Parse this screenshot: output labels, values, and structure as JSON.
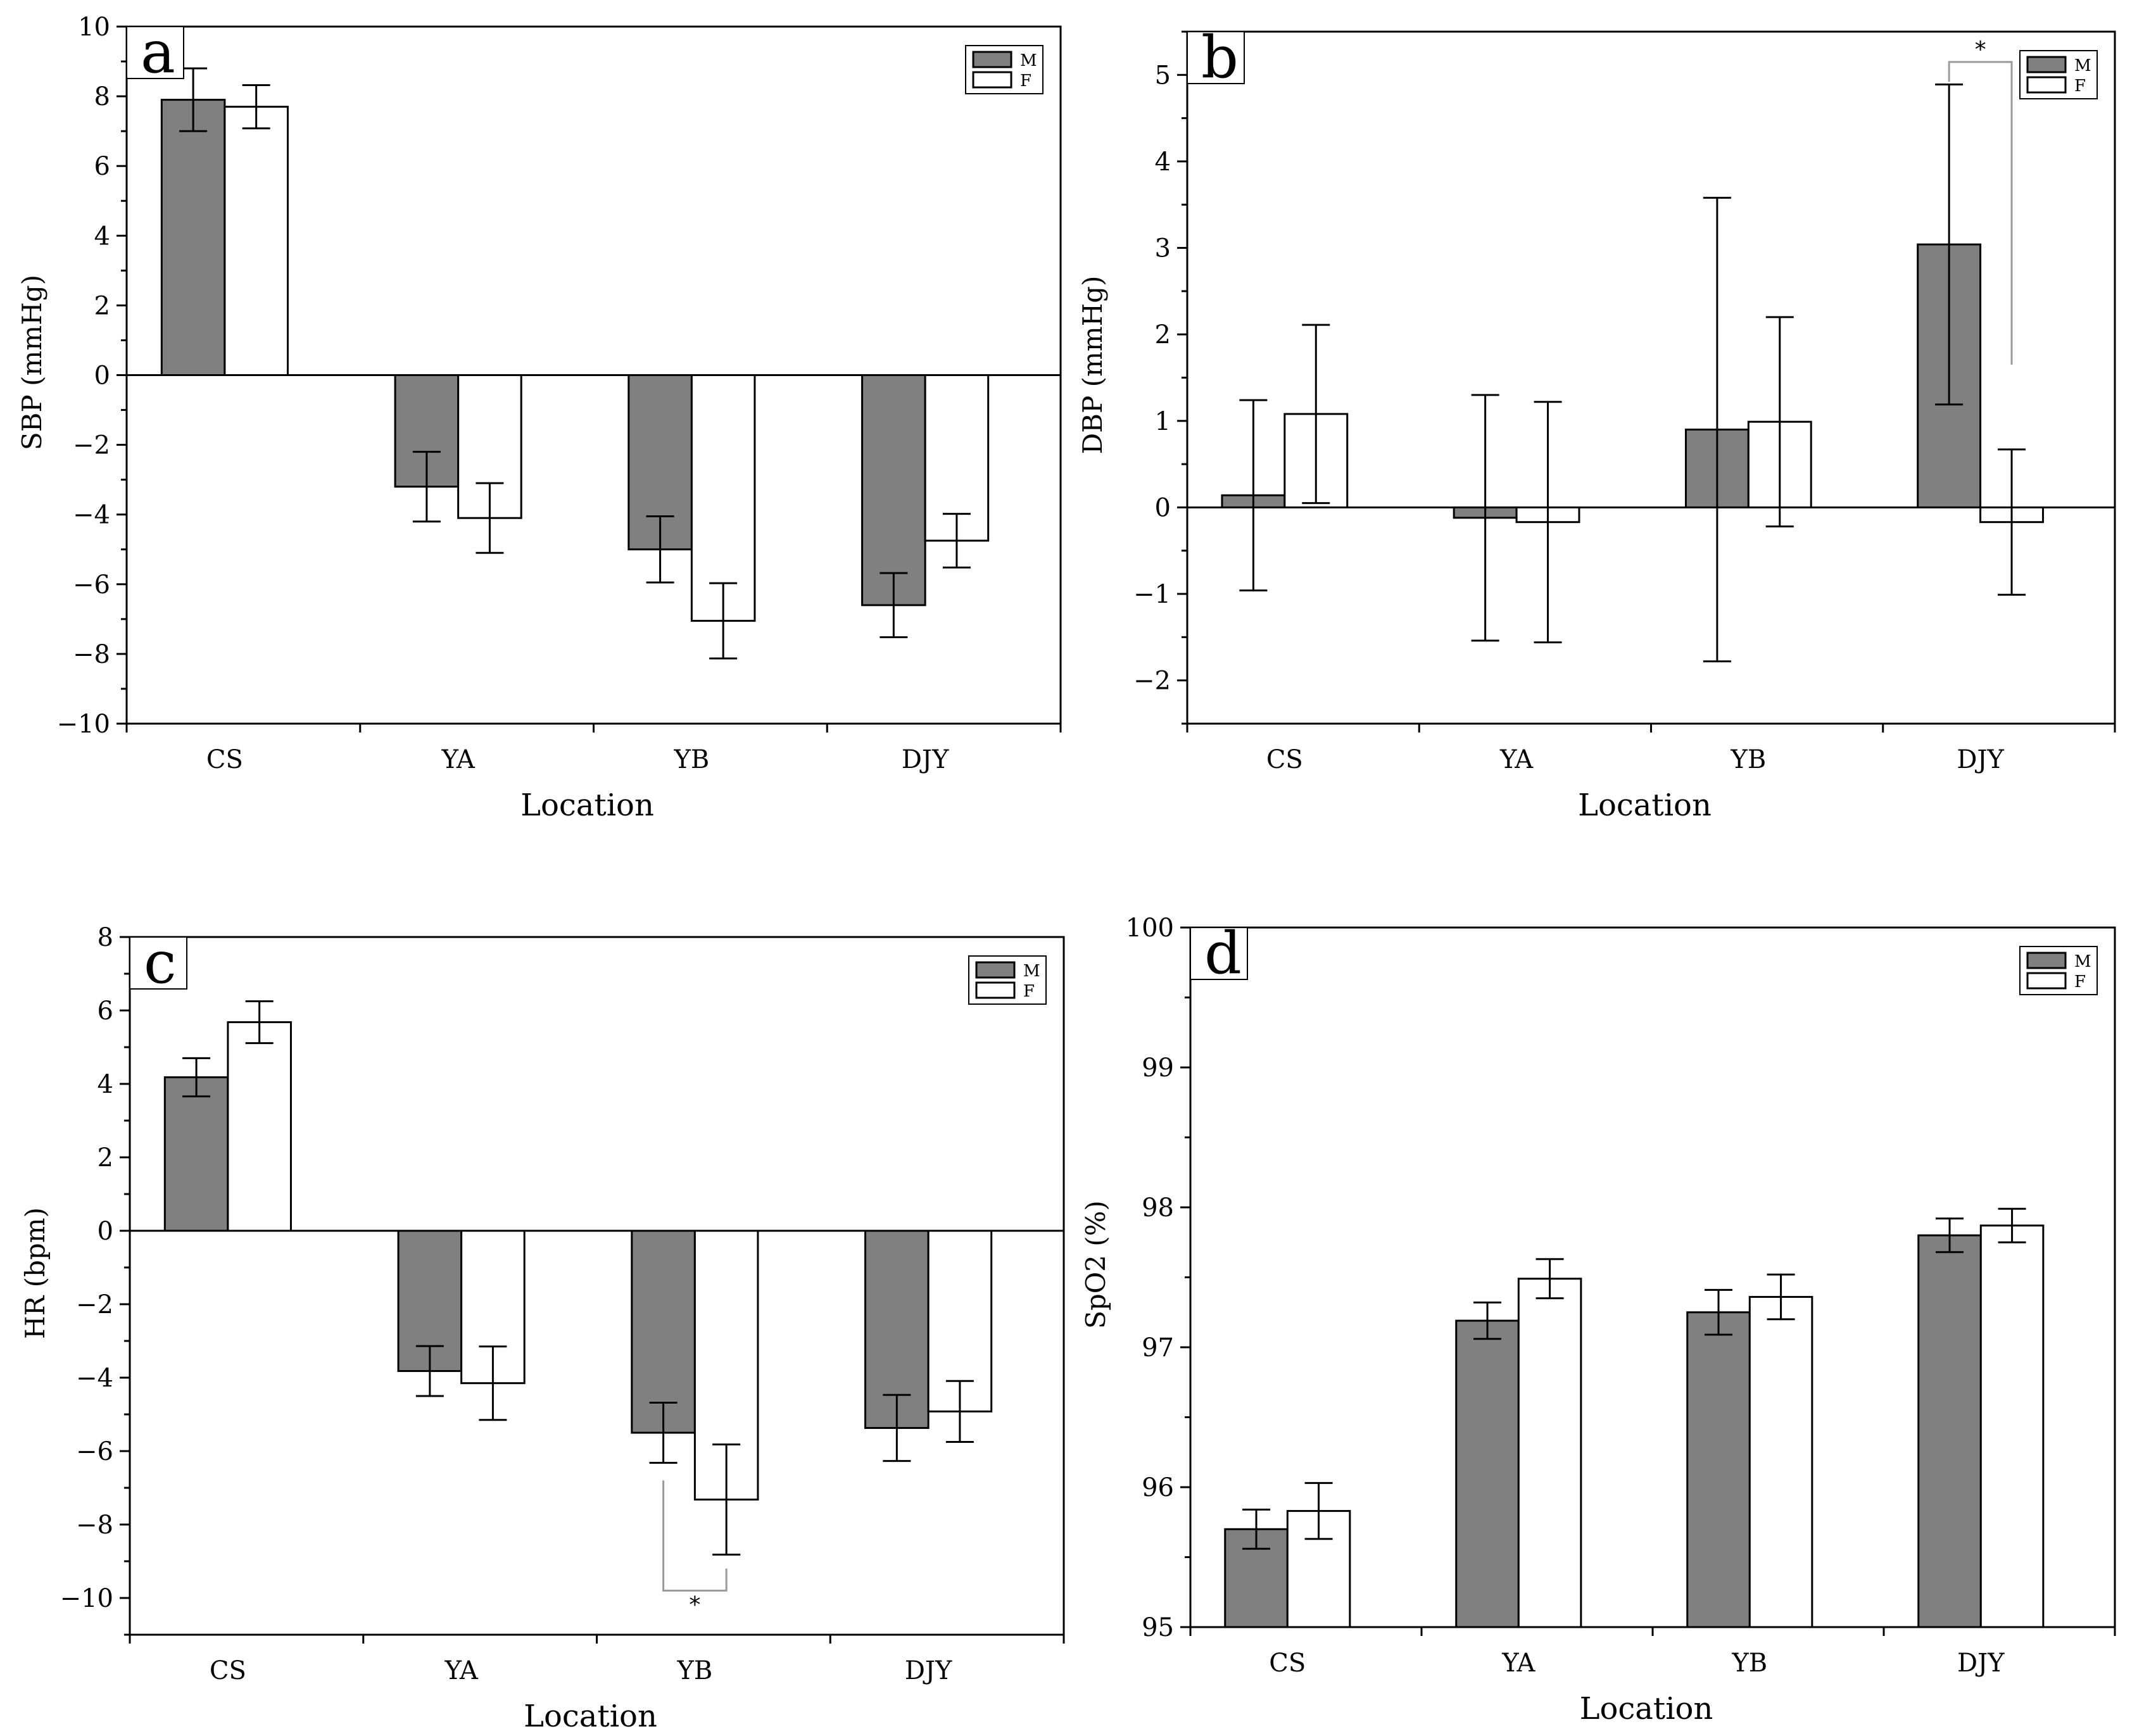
{
  "chart_data": [
    {
      "type": "bar",
      "panel": "a",
      "categories": [
        "CS",
        "YA",
        "YB",
        "DJY"
      ],
      "series": [
        {
          "name": "M",
          "values": [
            7.9,
            -3.2,
            -5.0,
            -6.6
          ],
          "errors": [
            0.9,
            1.0,
            0.95,
            0.92
          ]
        },
        {
          "name": "F",
          "values": [
            7.7,
            -4.1,
            -7.05,
            -4.75
          ],
          "errors": [
            0.62,
            1.0,
            1.08,
            0.77
          ]
        }
      ],
      "xlabel": "Location",
      "ylabel": "SBP (mmHg)",
      "ylim": [
        -10,
        10
      ],
      "yticks": [
        -10,
        -8,
        -6,
        -4,
        -2,
        0,
        2,
        4,
        6,
        8,
        10
      ],
      "ytick_labels": [
        "−10",
        "−8",
        "−6",
        "−4",
        "−2",
        "0",
        "2",
        "4",
        "6",
        "8",
        "10"
      ],
      "legend": [
        "M",
        "F"
      ],
      "significance": []
    },
    {
      "type": "bar",
      "panel": "b",
      "categories": [
        "CS",
        "YA",
        "YB",
        "DJY"
      ],
      "series": [
        {
          "name": "M",
          "values": [
            0.14,
            -0.12,
            0.9,
            3.04
          ],
          "errors": [
            1.1,
            1.42,
            2.68,
            1.85
          ]
        },
        {
          "name": "F",
          "values": [
            1.08,
            -0.17,
            0.99,
            -0.17
          ],
          "errors": [
            1.03,
            1.39,
            1.21,
            0.84
          ]
        }
      ],
      "xlabel": "Location",
      "ylabel": "DBP (mmHg)",
      "ylim": [
        -2.5,
        5.5
      ],
      "yticks": [
        -2,
        -1,
        0,
        1,
        2,
        3,
        4,
        5
      ],
      "ytick_labels": [
        "−2",
        "−1",
        "0",
        "1",
        "2",
        "3",
        "4",
        "5"
      ],
      "legend": [
        "M",
        "F"
      ],
      "significance": [
        {
          "category": 3,
          "label": "*",
          "from": 5.15,
          "left_to": 4.92,
          "right_to": 1.65,
          "position": "top"
        }
      ]
    },
    {
      "type": "bar",
      "panel": "c",
      "categories": [
        "CS",
        "YA",
        "YB",
        "DJY"
      ],
      "series": [
        {
          "name": "M",
          "values": [
            4.18,
            -3.82,
            -5.5,
            -5.37
          ],
          "errors": [
            0.52,
            0.68,
            0.82,
            0.9
          ]
        },
        {
          "name": "F",
          "values": [
            5.68,
            -4.15,
            -7.32,
            -4.92
          ],
          "errors": [
            0.57,
            1.0,
            1.5,
            0.83
          ]
        }
      ],
      "xlabel": "Location",
      "ylabel": "HR (bpm)",
      "ylim": [
        -11,
        8
      ],
      "yticks": [
        -10,
        -8,
        -6,
        -4,
        -2,
        0,
        2,
        4,
        6,
        8
      ],
      "ytick_labels": [
        "−10",
        "−8",
        "−6",
        "−4",
        "−2",
        "0",
        "2",
        "4",
        "6",
        "8"
      ],
      "legend": [
        "M",
        "F"
      ],
      "significance": [
        {
          "category": 2,
          "label": "*",
          "from": -9.8,
          "left_to": -6.8,
          "right_to": -9.2,
          "position": "bottom"
        }
      ]
    },
    {
      "type": "bar",
      "panel": "d",
      "categories": [
        "CS",
        "YA",
        "YB",
        "DJY"
      ],
      "series": [
        {
          "name": "M",
          "values": [
            95.7,
            97.19,
            97.25,
            97.8
          ],
          "errors": [
            0.14,
            0.13,
            0.16,
            0.12
          ]
        },
        {
          "name": "F",
          "values": [
            95.83,
            97.49,
            97.36,
            97.87
          ],
          "errors": [
            0.2,
            0.14,
            0.16,
            0.12
          ]
        }
      ],
      "xlabel": "Location",
      "ylabel": "SpO2 (%)",
      "ylim": [
        95,
        100
      ],
      "yticks": [
        95,
        96,
        97,
        98,
        99,
        100
      ],
      "ytick_labels": [
        "95",
        "96",
        "97",
        "98",
        "99",
        "100"
      ],
      "legend": [
        "M",
        "F"
      ],
      "significance": []
    }
  ]
}
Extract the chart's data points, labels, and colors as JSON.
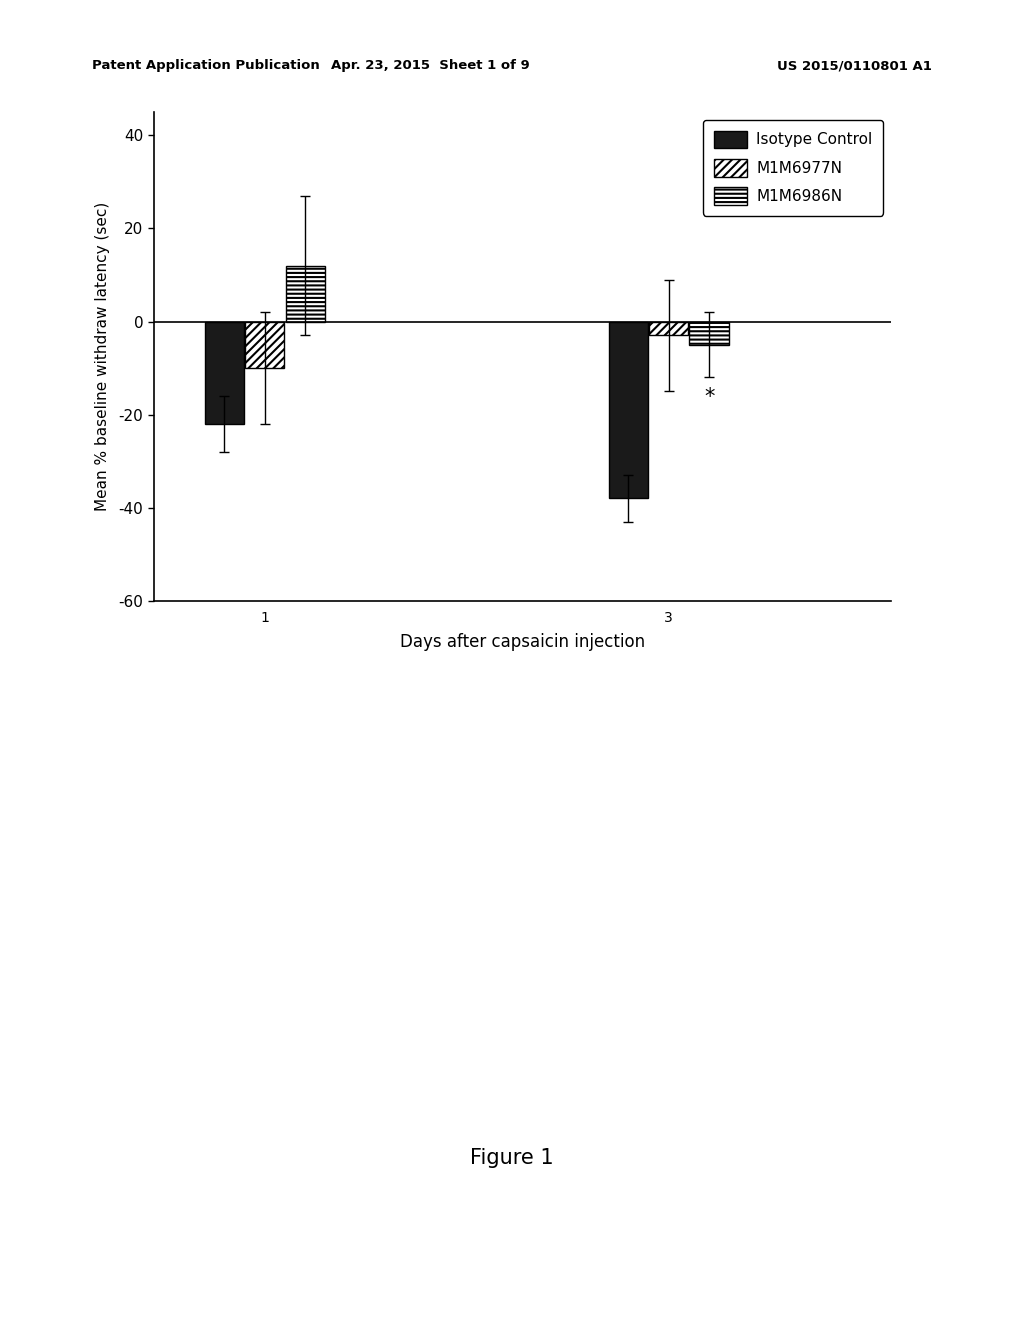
{
  "header_left": "Patent Application Publication",
  "header_center": "Apr. 23, 2015  Sheet 1 of 9",
  "header_right": "US 2015/0110801 A1",
  "figure_label": "Figure 1",
  "xlabel": "Days after capsaicin injection",
  "ylabel": "Mean % baseline withdraw latency (sec)",
  "ylim": [
    -60,
    45
  ],
  "yticks": [
    -60,
    -40,
    -20,
    0,
    20,
    40
  ],
  "xtick_positions": [
    1.0,
    3.0
  ],
  "xtick_labels": [
    "1",
    "3"
  ],
  "groups": [
    {
      "day": 1,
      "bars": [
        {
          "value": -22,
          "error": 6
        },
        {
          "value": -10,
          "error": 12
        },
        {
          "value": 12,
          "error": 15
        }
      ]
    },
    {
      "day": 3,
      "bars": [
        {
          "value": -38,
          "error": 5
        },
        {
          "value": -3,
          "error": 12
        },
        {
          "value": -5,
          "error": 7
        }
      ]
    }
  ],
  "star_day": 3,
  "star_bar_index": 2,
  "star_y": -14,
  "bar_width": 0.2,
  "xlim": [
    0.45,
    4.1
  ],
  "legend_labels": [
    "Isotype Control",
    "M1M6977N",
    "M1M6986N"
  ],
  "legend_hatches": [
    null,
    "////",
    "----"
  ],
  "legend_facecolors": [
    "#1a1a1a",
    "#ffffff",
    "#ffffff"
  ],
  "background_color": "#ffffff"
}
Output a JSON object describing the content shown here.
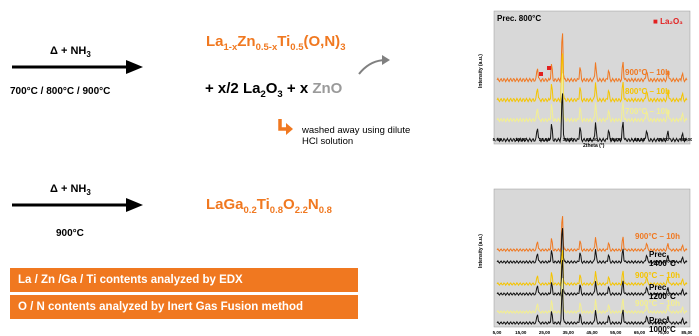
{
  "reaction1": {
    "reagent": "Δ + NH",
    "reagent_sub": "3",
    "temps": "700°C / 800°C / 900°C",
    "product": {
      "a": "La",
      "b": "1-x",
      "c": "Zn",
      "d": "0.5-x",
      "e": "Ti",
      "f": "0.5",
      "g": "(O,N)",
      "h": "3"
    },
    "byproduct": {
      "a": "+ x/2 La",
      "b": "2",
      "c": "O",
      "d": "3",
      "e": " + x ",
      "f": "ZnO"
    },
    "note": "washed away using dilute HCl solution"
  },
  "reaction2": {
    "reagent": "Δ + NH",
    "reagent_sub": "3",
    "temp": "900°C",
    "product": {
      "a": "LaGa",
      "b": "0.2",
      "c": "Ti",
      "d": "0.8",
      "e": "O",
      "f": "2.2",
      "g": "N",
      "h": "0.8"
    }
  },
  "info_bars": [
    "La / Zn /Ga / Ti contents analyzed by EDX",
    "O / N contents analyzed by Inert Gas Fusion method"
  ],
  "plot_top": {
    "title": "Prec. 800°C",
    "legend": "La₂O₃",
    "ylabel": "Intensity (a.u.)",
    "xlabel": "2theta (°)",
    "xticks": [
      "5,00",
      "15,00",
      "25,00",
      "35,00",
      "45,00",
      "55,00",
      "65,00",
      "75,00",
      "85,00"
    ],
    "series": [
      {
        "label": "900°C – 10h",
        "color": "#f07820"
      },
      {
        "label": "800°C – 10h",
        "color": "#f5c400"
      },
      {
        "label": "700°C – 10h",
        "color": "#f4ef90"
      },
      {
        "label": "",
        "color": "#111111"
      }
    ]
  },
  "plot_bottom": {
    "ylabel": "Intensity (a.u.)",
    "xticks": [
      "5,00",
      "15,00",
      "25,00",
      "35,00",
      "45,00",
      "55,00",
      "65,00",
      "75,00",
      "85,00"
    ],
    "series": [
      {
        "label": "900°C – 10h",
        "color": "#f07820"
      },
      {
        "label": "Prec. 1400°C",
        "color": "#111111"
      },
      {
        "label": "900°C – 10h",
        "color": "#f5c400"
      },
      {
        "label": "Prec. 1200°C",
        "color": "#111111"
      },
      {
        "label": "900°C – 10h",
        "color": "#f4ef90"
      },
      {
        "label": "Prec. 1000°C",
        "color": "#111111"
      }
    ]
  }
}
----
**TO BE DONE**
Extract from the data every line where "ylabel" shows up.

**TASK RESULT**
      "ylabel": "SBP (mmHg)",
      "ylabel": "DBP (mmHg)",
      "ylabel": "HR (bpm)",
      "ylabel": "SpO2 (%)",
  "ylabel": "Mean % baseline withdraw latency (sec)",
    "ylabel": "Intensity (a.u.)",
    "ylabel": "Intensity (a.u.)",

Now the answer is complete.